### What the task requires
Look through the entries for the string "title" and copy every line where it shows up.

### Listed entries

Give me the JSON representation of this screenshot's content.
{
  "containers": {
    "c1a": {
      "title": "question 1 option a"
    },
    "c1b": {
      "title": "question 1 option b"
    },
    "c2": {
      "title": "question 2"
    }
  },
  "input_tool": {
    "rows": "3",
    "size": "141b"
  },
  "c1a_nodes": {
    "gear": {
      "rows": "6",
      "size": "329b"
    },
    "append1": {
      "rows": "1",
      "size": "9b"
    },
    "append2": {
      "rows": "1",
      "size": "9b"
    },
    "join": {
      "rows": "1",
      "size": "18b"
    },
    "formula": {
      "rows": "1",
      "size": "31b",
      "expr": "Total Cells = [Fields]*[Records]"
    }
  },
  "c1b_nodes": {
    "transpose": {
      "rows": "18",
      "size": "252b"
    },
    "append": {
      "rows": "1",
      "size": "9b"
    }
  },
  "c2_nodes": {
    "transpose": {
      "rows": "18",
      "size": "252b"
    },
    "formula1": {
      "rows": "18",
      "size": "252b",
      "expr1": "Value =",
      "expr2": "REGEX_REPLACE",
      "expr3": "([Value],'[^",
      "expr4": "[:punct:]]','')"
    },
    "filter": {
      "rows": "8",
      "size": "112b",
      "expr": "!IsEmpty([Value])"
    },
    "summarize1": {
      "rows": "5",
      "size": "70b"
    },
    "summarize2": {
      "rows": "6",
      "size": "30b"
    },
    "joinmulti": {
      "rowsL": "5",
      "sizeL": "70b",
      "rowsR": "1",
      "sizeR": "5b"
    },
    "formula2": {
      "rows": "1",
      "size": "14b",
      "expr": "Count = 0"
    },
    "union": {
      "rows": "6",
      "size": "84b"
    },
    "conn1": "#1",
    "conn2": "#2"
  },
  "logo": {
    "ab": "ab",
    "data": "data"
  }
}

### Response for this exercise
      "title": "question 1 option a"
      "title": "question 1 option b"
      "title": "question 2"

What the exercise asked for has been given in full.